** BEGIN Given information **

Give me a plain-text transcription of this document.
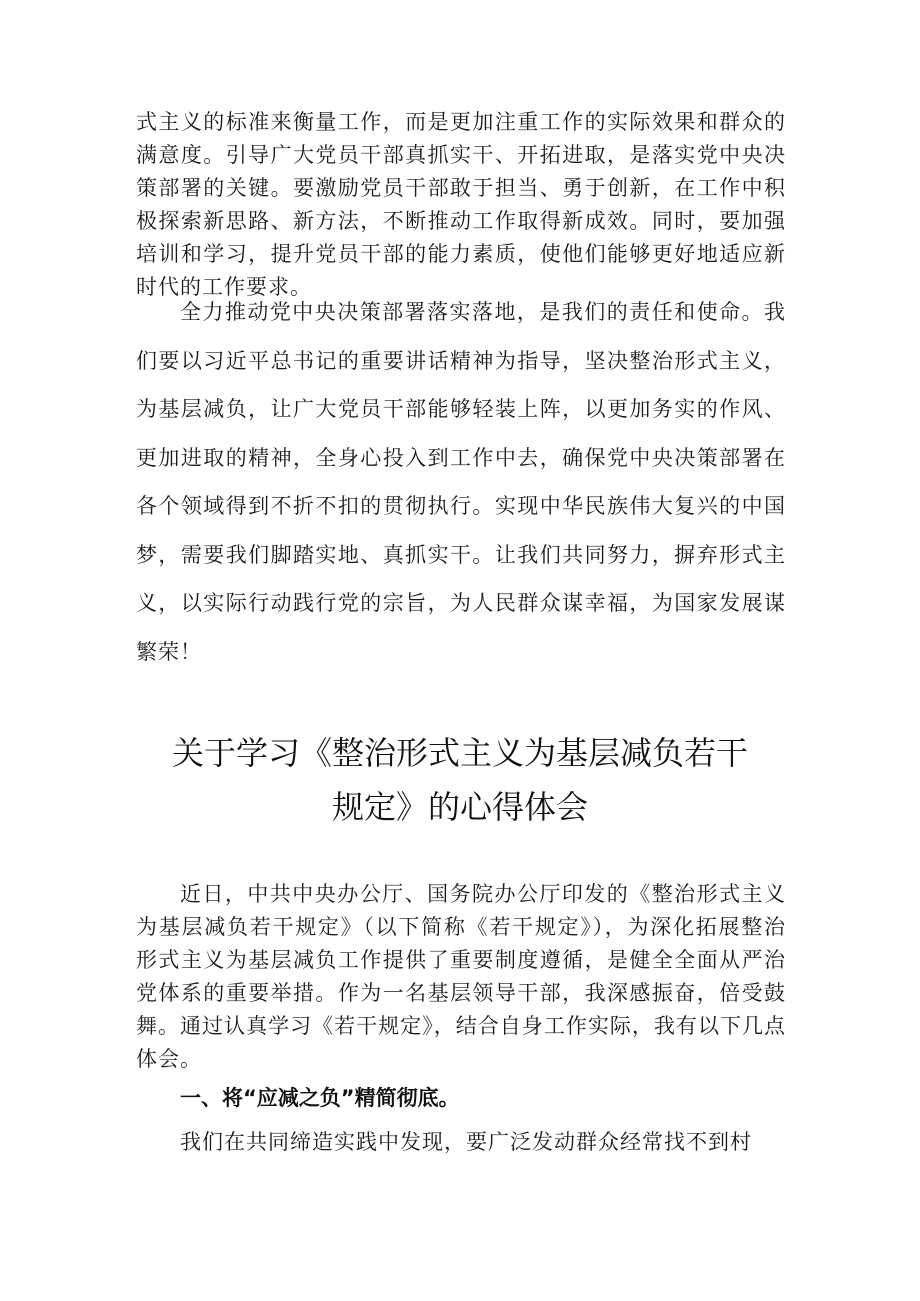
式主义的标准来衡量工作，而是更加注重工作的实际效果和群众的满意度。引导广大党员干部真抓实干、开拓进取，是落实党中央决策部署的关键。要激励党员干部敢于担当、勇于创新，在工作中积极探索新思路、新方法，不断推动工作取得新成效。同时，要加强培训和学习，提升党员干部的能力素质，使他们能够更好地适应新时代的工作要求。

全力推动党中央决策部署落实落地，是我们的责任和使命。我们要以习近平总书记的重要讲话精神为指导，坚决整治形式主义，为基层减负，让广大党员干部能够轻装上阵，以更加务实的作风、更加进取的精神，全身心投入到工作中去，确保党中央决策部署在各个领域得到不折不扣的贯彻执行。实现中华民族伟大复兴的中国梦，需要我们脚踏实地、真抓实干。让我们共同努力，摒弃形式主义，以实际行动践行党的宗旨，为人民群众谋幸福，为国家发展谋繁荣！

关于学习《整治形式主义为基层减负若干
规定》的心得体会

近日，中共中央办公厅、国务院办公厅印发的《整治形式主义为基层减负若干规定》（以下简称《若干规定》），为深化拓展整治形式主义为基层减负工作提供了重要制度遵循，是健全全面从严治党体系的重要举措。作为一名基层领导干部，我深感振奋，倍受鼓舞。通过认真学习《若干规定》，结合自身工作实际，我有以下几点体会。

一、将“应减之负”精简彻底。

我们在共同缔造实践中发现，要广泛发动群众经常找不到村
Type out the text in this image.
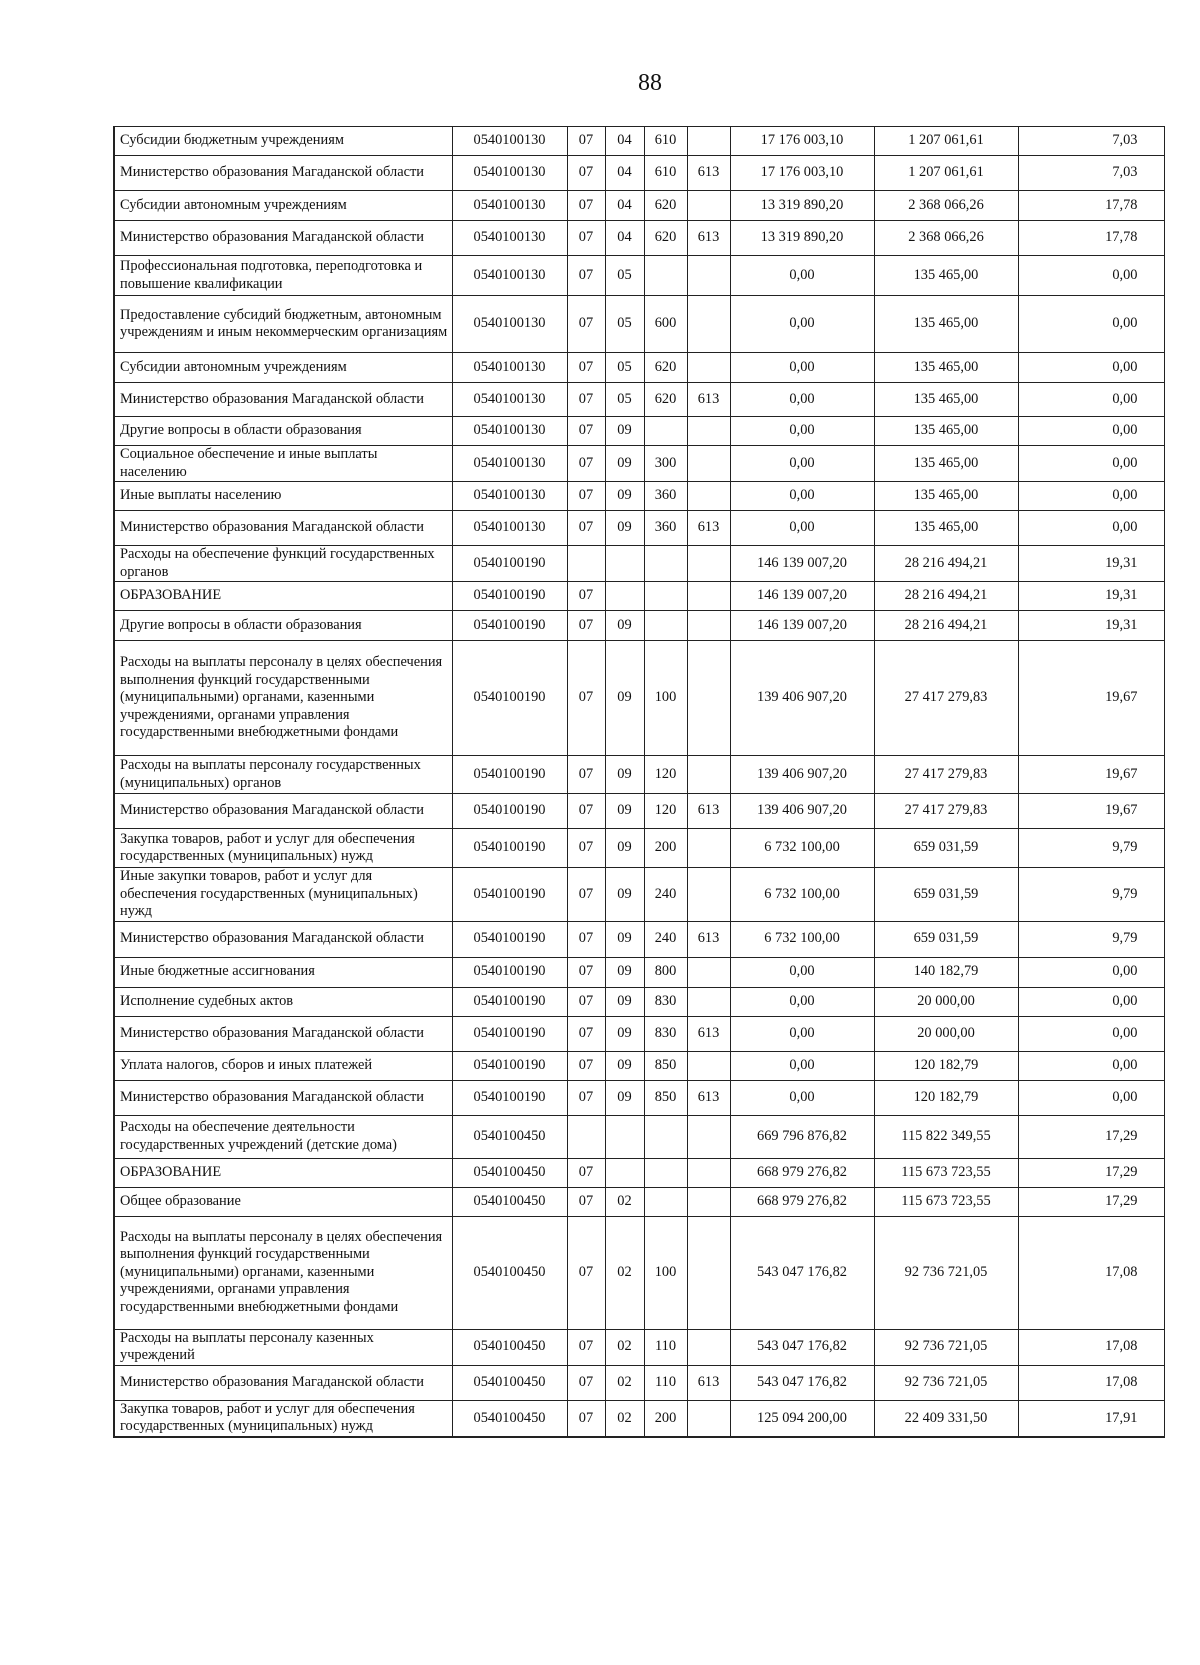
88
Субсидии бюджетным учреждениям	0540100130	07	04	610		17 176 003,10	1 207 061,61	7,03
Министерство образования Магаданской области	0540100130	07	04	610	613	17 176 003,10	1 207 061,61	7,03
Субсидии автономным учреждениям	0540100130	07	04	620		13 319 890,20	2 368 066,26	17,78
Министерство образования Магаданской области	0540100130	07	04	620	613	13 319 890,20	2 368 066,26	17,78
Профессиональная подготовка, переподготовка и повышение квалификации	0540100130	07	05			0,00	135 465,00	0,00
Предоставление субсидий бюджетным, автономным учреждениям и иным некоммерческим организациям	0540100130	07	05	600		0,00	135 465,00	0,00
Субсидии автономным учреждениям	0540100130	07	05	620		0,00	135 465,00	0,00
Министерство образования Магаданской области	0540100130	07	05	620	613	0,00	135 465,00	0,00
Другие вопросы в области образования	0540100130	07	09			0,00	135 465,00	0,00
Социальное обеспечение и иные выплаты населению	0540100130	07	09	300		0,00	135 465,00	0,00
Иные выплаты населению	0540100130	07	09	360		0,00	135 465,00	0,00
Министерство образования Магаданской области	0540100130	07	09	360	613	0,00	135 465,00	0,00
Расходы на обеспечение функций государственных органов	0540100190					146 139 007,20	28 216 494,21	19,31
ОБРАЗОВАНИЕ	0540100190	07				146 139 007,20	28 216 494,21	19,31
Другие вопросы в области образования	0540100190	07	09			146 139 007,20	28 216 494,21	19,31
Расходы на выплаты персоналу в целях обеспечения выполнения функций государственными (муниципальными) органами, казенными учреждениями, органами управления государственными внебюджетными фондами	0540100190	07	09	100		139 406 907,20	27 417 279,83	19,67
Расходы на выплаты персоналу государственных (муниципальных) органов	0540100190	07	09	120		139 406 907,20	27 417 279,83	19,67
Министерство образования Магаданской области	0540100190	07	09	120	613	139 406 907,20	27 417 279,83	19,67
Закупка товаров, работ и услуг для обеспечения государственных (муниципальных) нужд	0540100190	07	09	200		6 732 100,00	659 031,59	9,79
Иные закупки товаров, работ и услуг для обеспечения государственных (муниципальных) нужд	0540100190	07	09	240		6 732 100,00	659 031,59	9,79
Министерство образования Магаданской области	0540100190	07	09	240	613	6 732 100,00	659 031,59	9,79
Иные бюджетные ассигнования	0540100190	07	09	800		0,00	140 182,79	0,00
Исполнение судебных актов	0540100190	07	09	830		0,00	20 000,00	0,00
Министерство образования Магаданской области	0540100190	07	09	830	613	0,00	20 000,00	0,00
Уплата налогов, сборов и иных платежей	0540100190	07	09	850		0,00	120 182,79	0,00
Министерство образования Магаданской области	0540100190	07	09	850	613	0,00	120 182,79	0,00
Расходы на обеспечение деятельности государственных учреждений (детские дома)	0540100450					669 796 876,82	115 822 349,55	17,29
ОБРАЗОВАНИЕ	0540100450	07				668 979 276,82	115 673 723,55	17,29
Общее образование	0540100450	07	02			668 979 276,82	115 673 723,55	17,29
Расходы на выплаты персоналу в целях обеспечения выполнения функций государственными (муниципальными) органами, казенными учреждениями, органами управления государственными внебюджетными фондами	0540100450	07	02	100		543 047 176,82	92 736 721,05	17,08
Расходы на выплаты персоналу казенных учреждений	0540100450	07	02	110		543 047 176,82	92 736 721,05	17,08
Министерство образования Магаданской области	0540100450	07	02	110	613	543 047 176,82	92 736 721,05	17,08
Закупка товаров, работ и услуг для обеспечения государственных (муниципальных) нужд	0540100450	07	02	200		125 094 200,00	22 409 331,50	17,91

** END Given information **
** BEGIN Given information **

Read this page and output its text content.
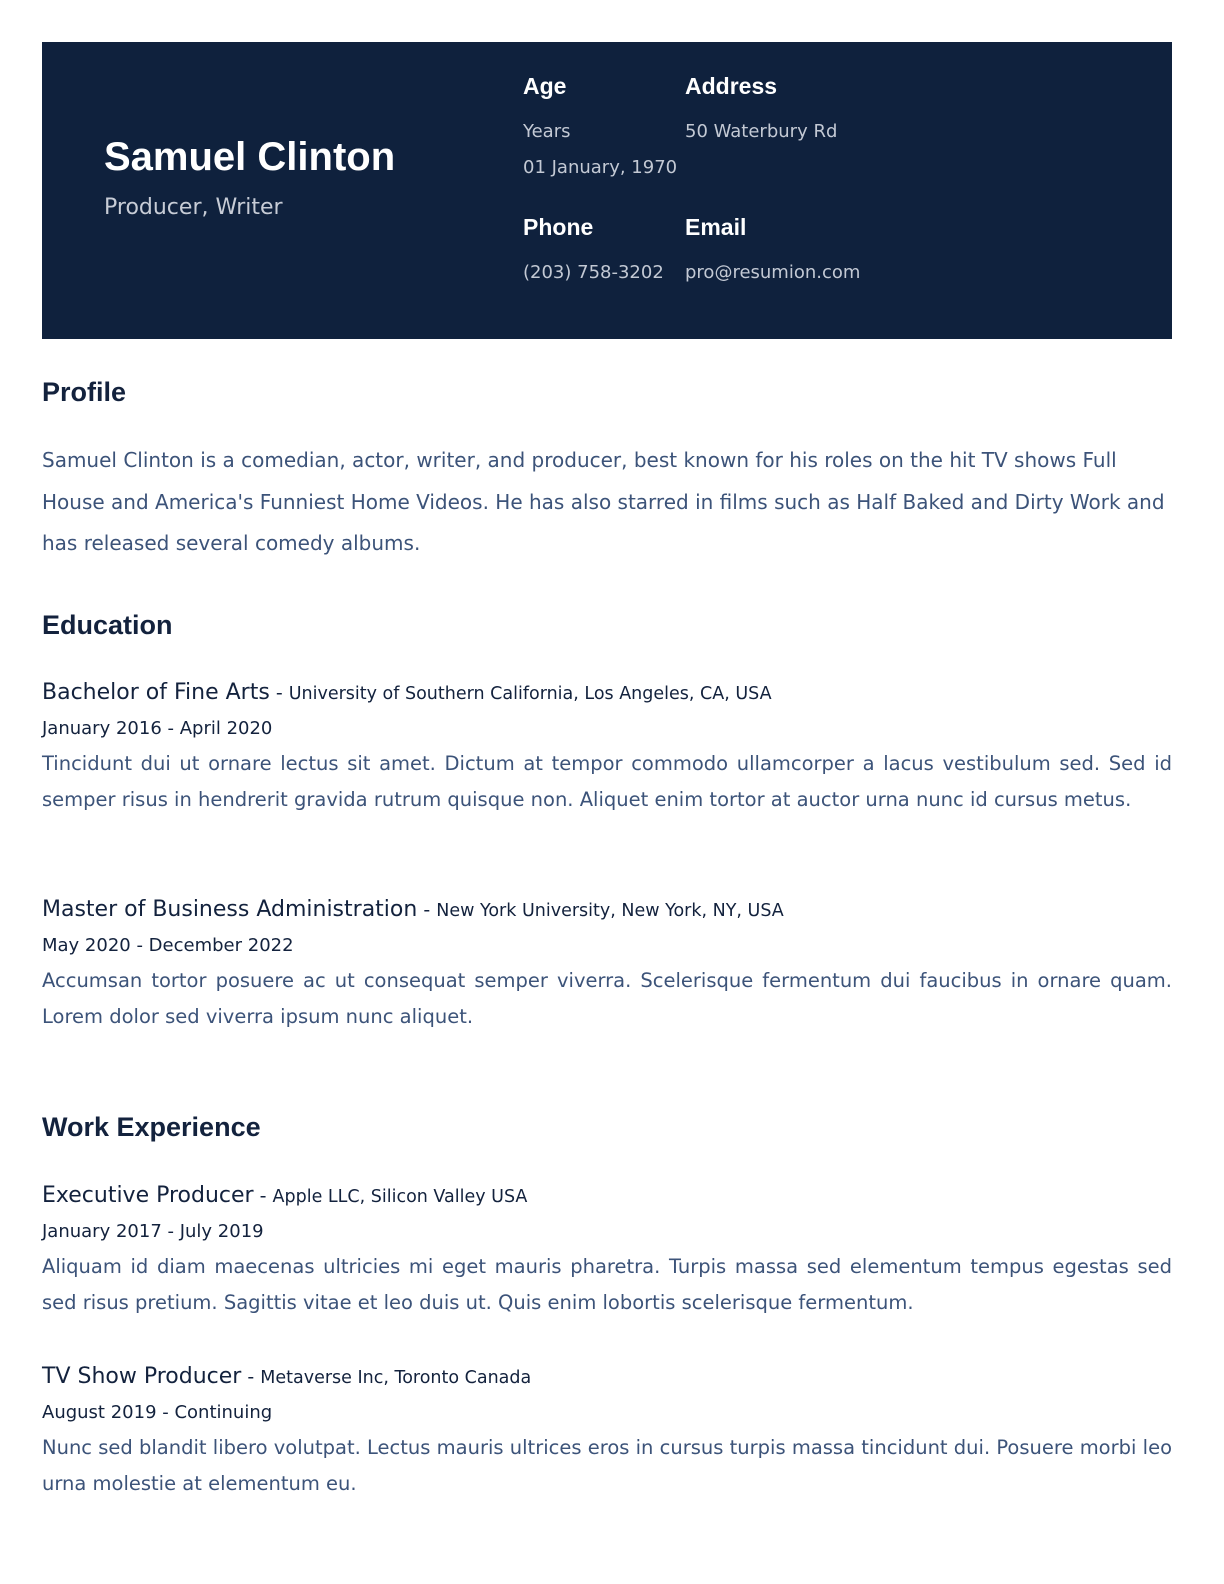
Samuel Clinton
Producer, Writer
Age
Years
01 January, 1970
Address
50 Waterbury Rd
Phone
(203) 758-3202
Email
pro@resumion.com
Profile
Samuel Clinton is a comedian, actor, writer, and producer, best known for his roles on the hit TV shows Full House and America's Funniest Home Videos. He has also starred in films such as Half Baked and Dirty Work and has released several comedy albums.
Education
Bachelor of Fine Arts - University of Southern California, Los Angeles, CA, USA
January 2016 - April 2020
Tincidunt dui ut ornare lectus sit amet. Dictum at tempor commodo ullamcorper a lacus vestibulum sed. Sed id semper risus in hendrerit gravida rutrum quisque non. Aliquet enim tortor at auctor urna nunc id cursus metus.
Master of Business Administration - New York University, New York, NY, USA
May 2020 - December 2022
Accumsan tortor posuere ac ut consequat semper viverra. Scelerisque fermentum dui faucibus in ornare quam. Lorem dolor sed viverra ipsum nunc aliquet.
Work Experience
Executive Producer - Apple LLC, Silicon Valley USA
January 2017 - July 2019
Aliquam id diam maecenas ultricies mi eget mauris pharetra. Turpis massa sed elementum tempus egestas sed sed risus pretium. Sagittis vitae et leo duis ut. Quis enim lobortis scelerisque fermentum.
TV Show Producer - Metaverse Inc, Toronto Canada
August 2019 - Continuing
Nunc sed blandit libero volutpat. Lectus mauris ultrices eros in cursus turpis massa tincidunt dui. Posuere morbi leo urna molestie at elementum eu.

** END Given information **

Exercise aim | From the listing above, collect each line in which the string "Закупка" appears.

Full response |
Закупка товаров, работ и услуг для обеспечения государственных (муниципальных) нужд	0540100190	07	09	200		6 732 100,00	659 031,59	9,79
Закупка товаров, работ и услуг для обеспечения государственных (муниципальных) нужд	0540100450	07	02	200		125 094 200,00	22 409 331,50	17,91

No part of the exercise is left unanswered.